§ What is being asked
Count every line that has the word "猎杀庄家". Give the number, without anything more.

§ Records for the exercise
☆ ☆ ☆
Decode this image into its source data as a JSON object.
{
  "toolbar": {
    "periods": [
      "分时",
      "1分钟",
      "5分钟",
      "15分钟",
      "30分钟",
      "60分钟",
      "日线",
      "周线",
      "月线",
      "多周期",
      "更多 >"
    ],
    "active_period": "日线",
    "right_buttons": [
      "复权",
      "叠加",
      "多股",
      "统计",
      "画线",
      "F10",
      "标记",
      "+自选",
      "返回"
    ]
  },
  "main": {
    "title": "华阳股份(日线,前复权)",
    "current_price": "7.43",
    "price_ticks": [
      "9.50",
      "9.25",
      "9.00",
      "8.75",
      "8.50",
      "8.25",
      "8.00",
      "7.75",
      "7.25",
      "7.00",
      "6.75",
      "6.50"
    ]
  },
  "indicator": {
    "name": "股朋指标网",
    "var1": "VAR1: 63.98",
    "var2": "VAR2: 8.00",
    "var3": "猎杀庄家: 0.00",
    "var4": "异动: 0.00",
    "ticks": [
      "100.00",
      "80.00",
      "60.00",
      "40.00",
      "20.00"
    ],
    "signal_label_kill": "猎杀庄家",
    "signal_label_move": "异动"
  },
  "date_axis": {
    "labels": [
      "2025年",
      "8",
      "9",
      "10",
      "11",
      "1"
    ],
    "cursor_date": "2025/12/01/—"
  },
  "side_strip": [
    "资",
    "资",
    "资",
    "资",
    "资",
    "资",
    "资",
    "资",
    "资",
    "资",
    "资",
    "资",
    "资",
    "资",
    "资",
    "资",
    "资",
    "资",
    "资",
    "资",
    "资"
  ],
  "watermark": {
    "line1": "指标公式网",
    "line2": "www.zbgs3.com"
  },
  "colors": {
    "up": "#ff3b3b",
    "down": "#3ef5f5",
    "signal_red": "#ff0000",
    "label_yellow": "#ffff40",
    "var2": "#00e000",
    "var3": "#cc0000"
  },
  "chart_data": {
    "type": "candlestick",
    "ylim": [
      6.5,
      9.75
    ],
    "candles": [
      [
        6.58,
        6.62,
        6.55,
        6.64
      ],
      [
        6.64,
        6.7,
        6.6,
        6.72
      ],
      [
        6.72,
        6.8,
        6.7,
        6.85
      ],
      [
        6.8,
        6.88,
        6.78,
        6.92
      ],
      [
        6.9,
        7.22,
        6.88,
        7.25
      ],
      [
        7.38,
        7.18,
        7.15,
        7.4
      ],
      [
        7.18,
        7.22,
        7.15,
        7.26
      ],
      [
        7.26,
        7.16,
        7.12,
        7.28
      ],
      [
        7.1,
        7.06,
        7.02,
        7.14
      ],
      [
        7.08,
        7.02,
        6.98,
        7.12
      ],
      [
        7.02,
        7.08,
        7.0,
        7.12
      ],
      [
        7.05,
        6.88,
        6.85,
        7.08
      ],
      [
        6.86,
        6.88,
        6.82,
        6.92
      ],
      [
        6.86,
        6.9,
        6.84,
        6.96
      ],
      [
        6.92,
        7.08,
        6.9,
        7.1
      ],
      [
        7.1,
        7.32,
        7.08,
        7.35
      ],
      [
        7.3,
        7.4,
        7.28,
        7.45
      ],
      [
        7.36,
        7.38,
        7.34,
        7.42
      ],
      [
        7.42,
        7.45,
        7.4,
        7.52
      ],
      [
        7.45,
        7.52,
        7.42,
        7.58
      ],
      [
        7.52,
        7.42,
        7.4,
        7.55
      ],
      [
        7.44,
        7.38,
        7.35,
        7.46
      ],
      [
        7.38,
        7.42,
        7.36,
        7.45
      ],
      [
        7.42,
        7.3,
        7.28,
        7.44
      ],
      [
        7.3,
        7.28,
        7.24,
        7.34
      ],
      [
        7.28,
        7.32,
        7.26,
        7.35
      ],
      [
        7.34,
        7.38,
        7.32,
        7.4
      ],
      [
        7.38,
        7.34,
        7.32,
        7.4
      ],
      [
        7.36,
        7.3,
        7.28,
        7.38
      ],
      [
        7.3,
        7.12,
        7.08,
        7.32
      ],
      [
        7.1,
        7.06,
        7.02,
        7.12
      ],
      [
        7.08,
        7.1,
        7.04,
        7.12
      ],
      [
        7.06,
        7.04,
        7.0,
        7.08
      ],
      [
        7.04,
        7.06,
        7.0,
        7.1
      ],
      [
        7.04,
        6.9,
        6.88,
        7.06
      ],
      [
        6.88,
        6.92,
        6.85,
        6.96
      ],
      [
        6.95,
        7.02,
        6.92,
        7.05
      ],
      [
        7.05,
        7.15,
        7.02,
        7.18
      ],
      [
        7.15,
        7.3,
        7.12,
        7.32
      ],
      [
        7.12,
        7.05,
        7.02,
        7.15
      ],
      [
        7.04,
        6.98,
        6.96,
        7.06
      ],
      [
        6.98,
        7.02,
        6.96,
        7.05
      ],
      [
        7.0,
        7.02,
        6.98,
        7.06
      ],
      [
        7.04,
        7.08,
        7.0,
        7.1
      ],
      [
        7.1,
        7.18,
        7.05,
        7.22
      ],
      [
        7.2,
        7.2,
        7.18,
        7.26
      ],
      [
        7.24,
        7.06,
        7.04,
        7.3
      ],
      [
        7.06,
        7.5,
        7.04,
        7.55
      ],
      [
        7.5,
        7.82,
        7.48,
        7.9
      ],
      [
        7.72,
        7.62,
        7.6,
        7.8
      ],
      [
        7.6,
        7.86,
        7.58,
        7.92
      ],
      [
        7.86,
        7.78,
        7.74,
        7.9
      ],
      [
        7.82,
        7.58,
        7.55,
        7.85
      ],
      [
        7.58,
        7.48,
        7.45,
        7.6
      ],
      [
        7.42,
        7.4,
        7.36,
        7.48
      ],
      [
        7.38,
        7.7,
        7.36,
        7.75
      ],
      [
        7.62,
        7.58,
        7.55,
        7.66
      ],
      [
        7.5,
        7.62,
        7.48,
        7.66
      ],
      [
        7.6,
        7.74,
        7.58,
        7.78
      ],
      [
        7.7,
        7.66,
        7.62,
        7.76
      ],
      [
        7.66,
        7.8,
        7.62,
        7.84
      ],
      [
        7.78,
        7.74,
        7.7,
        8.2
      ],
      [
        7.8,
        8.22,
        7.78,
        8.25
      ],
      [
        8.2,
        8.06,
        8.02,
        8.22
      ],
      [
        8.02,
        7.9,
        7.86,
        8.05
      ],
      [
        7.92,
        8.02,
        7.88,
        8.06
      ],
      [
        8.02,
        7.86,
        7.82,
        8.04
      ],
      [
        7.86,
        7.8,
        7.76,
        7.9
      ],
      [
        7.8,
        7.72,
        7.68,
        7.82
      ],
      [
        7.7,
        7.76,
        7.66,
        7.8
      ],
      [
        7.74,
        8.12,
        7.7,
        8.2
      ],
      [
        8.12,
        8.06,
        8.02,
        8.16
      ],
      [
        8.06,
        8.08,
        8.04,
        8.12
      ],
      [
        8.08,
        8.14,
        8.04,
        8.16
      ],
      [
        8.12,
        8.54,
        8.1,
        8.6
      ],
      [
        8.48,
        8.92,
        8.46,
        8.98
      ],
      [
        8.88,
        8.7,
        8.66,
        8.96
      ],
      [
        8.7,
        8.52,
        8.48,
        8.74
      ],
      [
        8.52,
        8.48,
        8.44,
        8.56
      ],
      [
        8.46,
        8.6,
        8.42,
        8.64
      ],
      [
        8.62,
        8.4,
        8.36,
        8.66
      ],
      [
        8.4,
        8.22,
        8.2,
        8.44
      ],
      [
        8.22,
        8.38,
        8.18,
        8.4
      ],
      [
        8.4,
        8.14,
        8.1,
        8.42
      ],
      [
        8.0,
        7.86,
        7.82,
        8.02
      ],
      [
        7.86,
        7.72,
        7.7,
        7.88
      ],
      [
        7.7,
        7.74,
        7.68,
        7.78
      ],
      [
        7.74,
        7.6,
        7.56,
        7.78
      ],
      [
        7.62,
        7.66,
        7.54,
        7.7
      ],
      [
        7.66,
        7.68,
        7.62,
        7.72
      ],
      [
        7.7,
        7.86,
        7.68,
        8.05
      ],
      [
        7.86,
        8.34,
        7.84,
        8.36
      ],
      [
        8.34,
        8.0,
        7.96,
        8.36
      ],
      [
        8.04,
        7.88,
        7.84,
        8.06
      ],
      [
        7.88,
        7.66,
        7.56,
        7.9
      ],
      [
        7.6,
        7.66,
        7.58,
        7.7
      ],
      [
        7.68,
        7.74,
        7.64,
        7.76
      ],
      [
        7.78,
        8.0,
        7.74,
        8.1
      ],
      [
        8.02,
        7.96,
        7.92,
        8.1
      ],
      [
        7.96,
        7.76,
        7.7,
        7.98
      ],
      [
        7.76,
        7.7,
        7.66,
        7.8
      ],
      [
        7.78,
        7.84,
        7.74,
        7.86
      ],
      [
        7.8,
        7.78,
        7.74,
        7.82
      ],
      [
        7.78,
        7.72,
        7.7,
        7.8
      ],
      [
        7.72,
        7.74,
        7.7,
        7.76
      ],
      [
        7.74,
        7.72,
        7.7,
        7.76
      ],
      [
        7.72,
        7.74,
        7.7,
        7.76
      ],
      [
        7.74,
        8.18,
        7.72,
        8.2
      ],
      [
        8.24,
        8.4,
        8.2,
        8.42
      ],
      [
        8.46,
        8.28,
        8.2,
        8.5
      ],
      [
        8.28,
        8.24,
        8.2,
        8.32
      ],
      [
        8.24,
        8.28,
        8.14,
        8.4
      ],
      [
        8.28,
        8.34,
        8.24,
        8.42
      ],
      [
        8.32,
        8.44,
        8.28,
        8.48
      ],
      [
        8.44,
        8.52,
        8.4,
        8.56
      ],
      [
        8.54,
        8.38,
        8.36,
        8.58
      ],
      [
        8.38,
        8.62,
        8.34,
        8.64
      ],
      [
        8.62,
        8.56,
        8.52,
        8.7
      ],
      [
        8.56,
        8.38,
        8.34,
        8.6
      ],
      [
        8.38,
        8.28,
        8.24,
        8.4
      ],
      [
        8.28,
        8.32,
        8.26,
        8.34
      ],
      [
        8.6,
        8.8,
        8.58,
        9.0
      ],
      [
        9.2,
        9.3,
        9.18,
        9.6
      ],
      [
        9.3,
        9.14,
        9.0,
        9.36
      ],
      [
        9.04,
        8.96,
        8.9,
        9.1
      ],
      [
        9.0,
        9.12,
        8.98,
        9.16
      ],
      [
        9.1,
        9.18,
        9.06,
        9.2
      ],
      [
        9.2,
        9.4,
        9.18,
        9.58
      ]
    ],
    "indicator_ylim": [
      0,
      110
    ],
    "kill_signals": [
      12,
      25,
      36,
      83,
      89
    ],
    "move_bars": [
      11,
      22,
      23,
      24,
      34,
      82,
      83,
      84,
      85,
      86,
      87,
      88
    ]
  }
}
☆ ☆ ☆
§ Completed exercise
2